Directions | Copy the data that follows exactly. Include no pictures.

Data supplied |
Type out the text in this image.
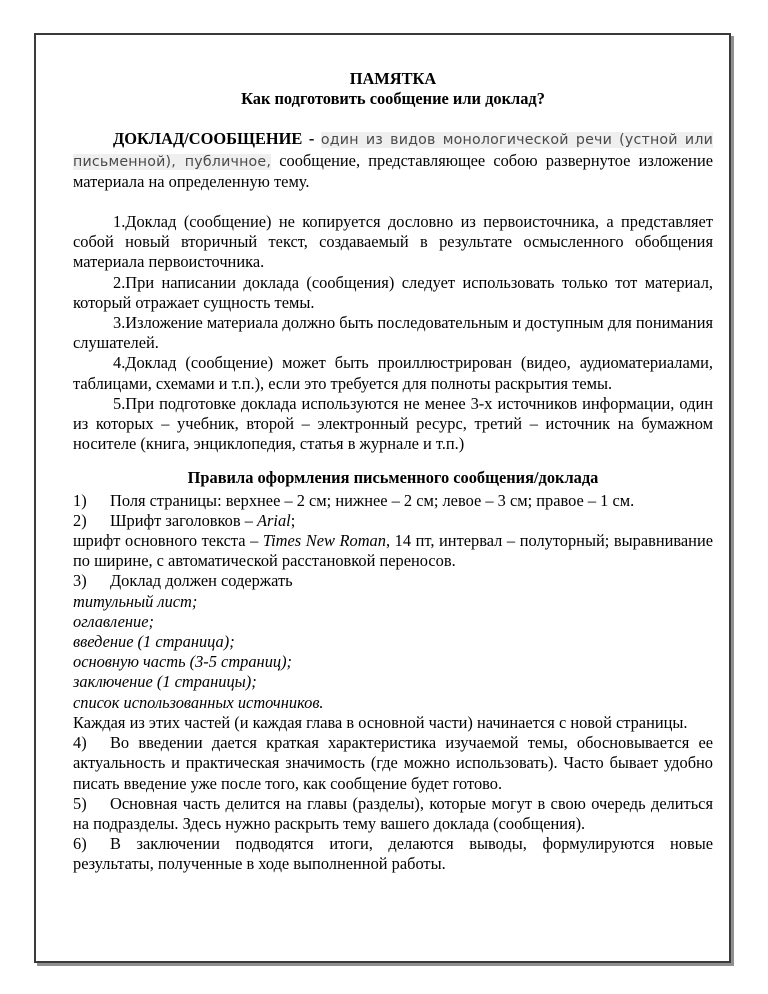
ПАМЯТКА

Как подготовить сообщение или доклад?

ДОКЛАД/СООБЩЕНИЕ - один из видов монологической речи (устной или письменной), публичное, сообщение, представляющее собою развернутое изложение материала на определенную тему.

1.Доклад (сообщение) не копируется дословно из первоисточника, а представляет собой новый вторичный текст, создаваемый в результате осмысленного обобщения материала первоисточника.

2.При написании доклада (сообщения) следует использовать только тот материал, который отражает сущность темы.

3.Изложение материала должно быть последовательным и доступным для понимания слушателей.

4.Доклад (сообщение) может быть проиллюстрирован (видео, аудиоматериалами, таблицами, схемами и т.п.), если это требуется для полноты раскрытия темы.

5.При подготовке доклада используются не менее 3-х источников информации, один из которых – учебник, второй – электронный ресурс, третий – источник на бумажном носителе (книга, энциклопедия, статья в журнале и т.п.)

Правила оформления письменного сообщения/доклада

1) Поля страницы: верхнее – 2 см; нижнее – 2 см; левое – 3 см; правое – 1 см.

2) Шрифт заголовков – Arial;

шрифт основного текста – Times New Roman, 14 пт, интервал – полуторный; выравнивание по ширине, с автоматической расстановкой переносов.

3) Доклад должен содержать

титульный лист;

оглавление;

введение (1 страница);

основную часть (3-5 страниц);

заключение (1 страницы);

список использованных источников.

Каждая из этих частей (и каждая глава в основной части) начинается с новой страницы.

4) Во введении дается краткая характеристика изучаемой темы, обосновывается ее актуальность и практическая значимость (где можно использовать). Часто бывает удобно писать введение уже после того, как сообщение будет готово.

5) Основная часть делится на главы (разделы), которые могут в свою очередь делиться на подразделы. Здесь нужно раскрыть тему вашего доклада (сообщения).

6) В заключении подводятся итоги, делаются выводы, формулируются новые результаты, полученные в ходе выполненной работы.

Result of this exercise |
Type out the text in this image.
ПАМЯТКА

Как подготовить сообщение или доклад?

ДОКЛАД/СООБЩЕНИЕ - один из видов монологической речи (устной или письменной), публичное, сообщение, представляющее собою развернутое изложение материала на определенную тему.

1.Доклад (сообщение) не копируется дословно из первоисточника, а представляет собой новый вторичный текст, создаваемый в результате осмысленного обобщения материала первоисточника.

2.При написании доклада (сообщения) следует использовать только тот материал, который отражает сущность темы.

3.Изложение материала должно быть последовательным и доступным для понимания слушателей.

4.Доклад (сообщение) может быть проиллюстрирован (видео, аудиоматериалами, таблицами, схемами и т.п.), если это требуется для полноты раскрытия темы.

5.При подготовке доклада используются не менее 3-х источников информации, один из которых – учебник, второй – электронный ресурс, третий – источник на бумажном носителе (книга, энциклопедия, статья в журнале и т.п.)

Правила оформления письменного сообщения/доклада

1) Поля страницы: верхнее – 2 см; нижнее – 2 см; левое – 3 см; правое – 1 см.

2) Шрифт заголовков – Arial;

шрифт основного текста – Times New Roman, 14 пт, интервал – полуторный; выравнивание по ширине, с автоматической расстановкой переносов.

3) Доклад должен содержать

титульный лист;

оглавление;

введение (1 страница);

основную часть (3-5 страниц);

заключение (1 страницы);

список использованных источников.

Каждая из этих частей (и каждая глава в основной части) начинается с новой страницы.

4) Во введении дается краткая характеристика изучаемой темы, обосновывается ее актуальность и практическая значимость (где можно использовать). Часто бывает удобно писать введение уже после того, как сообщение будет готово.

5) Основная часть делится на главы (разделы), которые могут в свою очередь делиться на подразделы. Здесь нужно раскрыть тему вашего доклада (сообщения).

6) В заключении подводятся итоги, делаются выводы, формулируются новые результаты, полученные в ходе выполненной работы.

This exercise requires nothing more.